■ Work instructions
Present the data once more in exactly its original form.

* START *

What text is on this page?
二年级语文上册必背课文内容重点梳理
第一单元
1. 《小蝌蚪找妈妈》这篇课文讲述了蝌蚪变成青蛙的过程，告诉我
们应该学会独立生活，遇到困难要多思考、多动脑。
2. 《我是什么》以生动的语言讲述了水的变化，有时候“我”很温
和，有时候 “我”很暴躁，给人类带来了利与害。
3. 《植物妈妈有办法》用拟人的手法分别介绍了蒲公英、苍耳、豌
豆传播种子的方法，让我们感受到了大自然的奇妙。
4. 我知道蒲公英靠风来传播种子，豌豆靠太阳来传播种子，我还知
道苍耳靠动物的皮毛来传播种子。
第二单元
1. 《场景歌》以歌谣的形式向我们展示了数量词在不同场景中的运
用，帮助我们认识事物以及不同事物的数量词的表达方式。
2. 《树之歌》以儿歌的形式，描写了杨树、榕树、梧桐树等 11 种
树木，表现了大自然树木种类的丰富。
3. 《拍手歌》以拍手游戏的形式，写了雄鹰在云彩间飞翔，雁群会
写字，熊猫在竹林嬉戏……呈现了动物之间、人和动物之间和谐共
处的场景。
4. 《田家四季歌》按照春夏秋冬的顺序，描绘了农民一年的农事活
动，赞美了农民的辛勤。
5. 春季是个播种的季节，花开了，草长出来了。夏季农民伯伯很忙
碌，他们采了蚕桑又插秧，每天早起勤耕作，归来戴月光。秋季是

* END *

■ Full output
What text is on this page?
二年级语文上册必背课文内容重点梳理
第一单元
1. 《小蝌蚪找妈妈》这篇课文讲述了蝌蚪变成青蛙的过程，告诉我
们应该学会独立生活，遇到困难要多思考、多动脑。
2. 《我是什么》以生动的语言讲述了水的变化，有时候“我”很温
和，有时候 “我”很暴躁，给人类带来了利与害。
3. 《植物妈妈有办法》用拟人的手法分别介绍了蒲公英、苍耳、豌
豆传播种子的方法，让我们感受到了大自然的奇妙。
4. 我知道蒲公英靠风来传播种子，豌豆靠太阳来传播种子，我还知
道苍耳靠动物的皮毛来传播种子。
第二单元
1. 《场景歌》以歌谣的形式向我们展示了数量词在不同场景中的运
用，帮助我们认识事物以及不同事物的数量词的表达方式。
2. 《树之歌》以儿歌的形式，描写了杨树、榕树、梧桐树等 11 种
树木，表现了大自然树木种类的丰富。
3. 《拍手歌》以拍手游戏的形式，写了雄鹰在云彩间飞翔，雁群会
写字，熊猫在竹林嬉戏……呈现了动物之间、人和动物之间和谐共
处的场景。
4. 《田家四季歌》按照春夏秋冬的顺序，描绘了农民一年的农事活
动，赞美了农民的辛勤。
5. 春季是个播种的季节，花开了，草长出来了。夏季农民伯伯很忙
碌，他们采了蚕桑又插秧，每天早起勤耕作，归来戴月光。秋季是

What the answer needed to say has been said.